INSTRUCTIONS TO FOLLOW
Pick out each line containing the string "from" and copy it.

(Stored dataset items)
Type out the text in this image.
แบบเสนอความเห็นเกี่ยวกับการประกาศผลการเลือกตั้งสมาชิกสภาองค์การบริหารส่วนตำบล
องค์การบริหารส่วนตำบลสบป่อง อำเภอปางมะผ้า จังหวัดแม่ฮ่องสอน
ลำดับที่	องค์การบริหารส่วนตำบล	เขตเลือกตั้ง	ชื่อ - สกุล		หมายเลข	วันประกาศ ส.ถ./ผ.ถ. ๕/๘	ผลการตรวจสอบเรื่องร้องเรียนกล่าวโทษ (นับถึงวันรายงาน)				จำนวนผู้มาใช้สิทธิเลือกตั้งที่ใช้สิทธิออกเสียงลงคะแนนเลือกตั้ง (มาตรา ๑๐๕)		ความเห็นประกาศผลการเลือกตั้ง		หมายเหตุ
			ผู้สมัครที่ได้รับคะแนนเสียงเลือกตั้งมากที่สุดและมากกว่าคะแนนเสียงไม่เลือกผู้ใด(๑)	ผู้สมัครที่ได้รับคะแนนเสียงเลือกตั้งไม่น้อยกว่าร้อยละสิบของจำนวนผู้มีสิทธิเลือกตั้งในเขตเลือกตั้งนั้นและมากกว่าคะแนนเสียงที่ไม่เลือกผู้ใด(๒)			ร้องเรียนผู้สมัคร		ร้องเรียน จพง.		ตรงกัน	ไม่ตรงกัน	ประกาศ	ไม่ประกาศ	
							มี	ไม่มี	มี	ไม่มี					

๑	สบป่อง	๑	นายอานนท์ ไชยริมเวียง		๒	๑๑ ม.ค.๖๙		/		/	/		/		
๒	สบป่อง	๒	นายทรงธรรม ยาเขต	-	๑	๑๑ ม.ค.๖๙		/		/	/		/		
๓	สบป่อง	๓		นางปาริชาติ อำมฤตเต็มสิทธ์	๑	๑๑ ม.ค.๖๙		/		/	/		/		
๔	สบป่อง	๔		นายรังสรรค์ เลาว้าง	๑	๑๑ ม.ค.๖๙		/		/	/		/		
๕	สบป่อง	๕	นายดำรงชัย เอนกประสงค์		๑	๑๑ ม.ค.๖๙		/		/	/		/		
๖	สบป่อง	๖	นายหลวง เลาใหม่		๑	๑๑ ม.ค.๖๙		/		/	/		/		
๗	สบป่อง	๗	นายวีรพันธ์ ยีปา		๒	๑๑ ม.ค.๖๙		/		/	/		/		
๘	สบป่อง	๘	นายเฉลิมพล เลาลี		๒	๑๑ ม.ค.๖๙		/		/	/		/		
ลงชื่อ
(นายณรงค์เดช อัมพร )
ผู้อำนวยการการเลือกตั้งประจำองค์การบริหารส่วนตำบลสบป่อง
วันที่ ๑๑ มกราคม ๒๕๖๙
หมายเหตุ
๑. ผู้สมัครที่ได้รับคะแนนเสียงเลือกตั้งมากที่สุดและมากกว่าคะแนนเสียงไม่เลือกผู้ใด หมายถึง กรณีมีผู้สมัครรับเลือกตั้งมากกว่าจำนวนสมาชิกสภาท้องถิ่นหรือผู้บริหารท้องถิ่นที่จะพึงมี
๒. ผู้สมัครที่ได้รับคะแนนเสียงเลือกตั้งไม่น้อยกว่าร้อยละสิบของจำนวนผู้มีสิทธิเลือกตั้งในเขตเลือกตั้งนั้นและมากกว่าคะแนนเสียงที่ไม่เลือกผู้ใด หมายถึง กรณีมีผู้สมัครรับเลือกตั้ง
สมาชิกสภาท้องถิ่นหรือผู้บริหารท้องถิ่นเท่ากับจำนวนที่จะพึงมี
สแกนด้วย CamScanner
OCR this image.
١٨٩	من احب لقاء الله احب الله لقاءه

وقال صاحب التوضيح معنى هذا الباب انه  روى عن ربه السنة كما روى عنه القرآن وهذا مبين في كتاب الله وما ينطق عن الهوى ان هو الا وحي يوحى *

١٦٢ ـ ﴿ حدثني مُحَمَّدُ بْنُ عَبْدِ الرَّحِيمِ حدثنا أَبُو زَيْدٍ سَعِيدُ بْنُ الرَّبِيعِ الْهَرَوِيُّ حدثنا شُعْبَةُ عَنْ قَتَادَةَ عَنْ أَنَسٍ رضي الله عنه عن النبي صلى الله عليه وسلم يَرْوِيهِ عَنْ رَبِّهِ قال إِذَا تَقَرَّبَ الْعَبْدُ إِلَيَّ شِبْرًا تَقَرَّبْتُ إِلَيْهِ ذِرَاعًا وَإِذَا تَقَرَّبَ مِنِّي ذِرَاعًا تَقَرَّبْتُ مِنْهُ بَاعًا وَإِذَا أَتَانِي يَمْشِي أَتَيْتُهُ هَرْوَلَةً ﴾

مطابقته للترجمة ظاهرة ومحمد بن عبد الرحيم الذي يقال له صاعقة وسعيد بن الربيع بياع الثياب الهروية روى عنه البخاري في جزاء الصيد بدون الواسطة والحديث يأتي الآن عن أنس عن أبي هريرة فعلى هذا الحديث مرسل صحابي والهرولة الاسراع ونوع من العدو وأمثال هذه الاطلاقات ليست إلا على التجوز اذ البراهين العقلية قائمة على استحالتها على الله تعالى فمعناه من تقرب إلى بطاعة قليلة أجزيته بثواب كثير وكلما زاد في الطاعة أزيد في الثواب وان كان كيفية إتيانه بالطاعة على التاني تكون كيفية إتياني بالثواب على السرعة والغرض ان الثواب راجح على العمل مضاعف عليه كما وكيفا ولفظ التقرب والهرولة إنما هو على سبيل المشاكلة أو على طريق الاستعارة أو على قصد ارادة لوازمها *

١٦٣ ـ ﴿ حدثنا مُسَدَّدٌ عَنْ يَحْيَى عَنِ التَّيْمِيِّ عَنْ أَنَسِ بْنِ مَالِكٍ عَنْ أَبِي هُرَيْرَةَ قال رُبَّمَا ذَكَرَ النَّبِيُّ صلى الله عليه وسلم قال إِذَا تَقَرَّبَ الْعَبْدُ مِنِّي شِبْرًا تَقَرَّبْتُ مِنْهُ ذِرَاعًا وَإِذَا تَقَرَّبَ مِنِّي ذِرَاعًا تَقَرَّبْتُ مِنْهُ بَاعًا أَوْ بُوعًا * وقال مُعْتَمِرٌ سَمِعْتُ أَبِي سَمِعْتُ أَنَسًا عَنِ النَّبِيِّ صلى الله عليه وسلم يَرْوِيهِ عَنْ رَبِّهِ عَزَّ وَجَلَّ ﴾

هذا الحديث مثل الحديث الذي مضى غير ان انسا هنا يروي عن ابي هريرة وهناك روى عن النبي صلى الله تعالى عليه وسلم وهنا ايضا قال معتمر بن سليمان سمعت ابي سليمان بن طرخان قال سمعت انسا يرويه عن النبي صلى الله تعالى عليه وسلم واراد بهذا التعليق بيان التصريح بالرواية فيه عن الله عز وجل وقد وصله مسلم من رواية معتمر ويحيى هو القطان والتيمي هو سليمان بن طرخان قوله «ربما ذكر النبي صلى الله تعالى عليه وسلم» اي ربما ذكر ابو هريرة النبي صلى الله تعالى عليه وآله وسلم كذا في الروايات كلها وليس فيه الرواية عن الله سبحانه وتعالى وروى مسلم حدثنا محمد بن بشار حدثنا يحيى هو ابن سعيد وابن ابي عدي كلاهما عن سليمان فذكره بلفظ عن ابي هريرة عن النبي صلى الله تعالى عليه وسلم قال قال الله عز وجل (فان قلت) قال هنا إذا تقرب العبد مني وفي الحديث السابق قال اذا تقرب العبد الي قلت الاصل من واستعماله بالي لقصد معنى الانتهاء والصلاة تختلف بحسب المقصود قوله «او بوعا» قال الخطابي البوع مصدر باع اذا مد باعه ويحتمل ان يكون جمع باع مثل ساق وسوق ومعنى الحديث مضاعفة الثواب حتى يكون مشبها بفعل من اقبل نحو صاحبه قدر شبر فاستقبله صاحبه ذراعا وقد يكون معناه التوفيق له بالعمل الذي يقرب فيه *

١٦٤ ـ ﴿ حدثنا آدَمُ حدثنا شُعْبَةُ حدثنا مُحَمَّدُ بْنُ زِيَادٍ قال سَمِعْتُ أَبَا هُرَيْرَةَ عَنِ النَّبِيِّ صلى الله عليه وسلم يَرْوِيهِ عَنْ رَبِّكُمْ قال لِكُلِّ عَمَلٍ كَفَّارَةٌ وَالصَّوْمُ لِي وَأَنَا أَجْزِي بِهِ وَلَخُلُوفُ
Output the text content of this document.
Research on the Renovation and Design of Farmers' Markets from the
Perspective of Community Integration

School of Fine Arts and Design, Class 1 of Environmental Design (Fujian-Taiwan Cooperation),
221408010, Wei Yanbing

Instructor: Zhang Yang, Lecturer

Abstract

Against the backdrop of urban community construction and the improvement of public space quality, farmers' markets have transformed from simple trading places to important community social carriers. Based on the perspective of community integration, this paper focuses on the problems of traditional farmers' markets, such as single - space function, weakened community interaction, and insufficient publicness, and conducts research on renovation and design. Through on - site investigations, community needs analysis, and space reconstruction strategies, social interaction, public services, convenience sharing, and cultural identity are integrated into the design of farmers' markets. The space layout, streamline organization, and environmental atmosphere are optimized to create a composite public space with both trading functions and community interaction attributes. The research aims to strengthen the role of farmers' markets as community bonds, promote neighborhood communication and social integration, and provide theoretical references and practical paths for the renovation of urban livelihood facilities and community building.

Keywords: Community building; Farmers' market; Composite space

SOLUTION TO THIS TASK
Research on the Renovation and Design of Farmers' Markets from the
Against the backdrop of urban community construction and the improvement of public space quality, farmers' markets have transformed from simple trading places to important community social carriers. Based on the perspective of community integration, this paper focuses on the problems of traditional farmers' markets, such as single - space function, weakened community interaction, and insufficient publicness, and conducts research on renovation and design. Through on - site investigations, community needs analysis, and space reconstruction strategies, social interaction, public services, convenience sharing, and cultural identity are integrated into the design of farmers' markets. The space layout, streamline organization, and environmental atmosphere are optimized to create a composite public space with both trading functions and community interaction attributes. The research aims to strengthen the role of farmers' markets as community bonds, promote neighborhood communication and social integration, and provide theoretical references and practical paths for the renovation of urban livelihood facilities and community building.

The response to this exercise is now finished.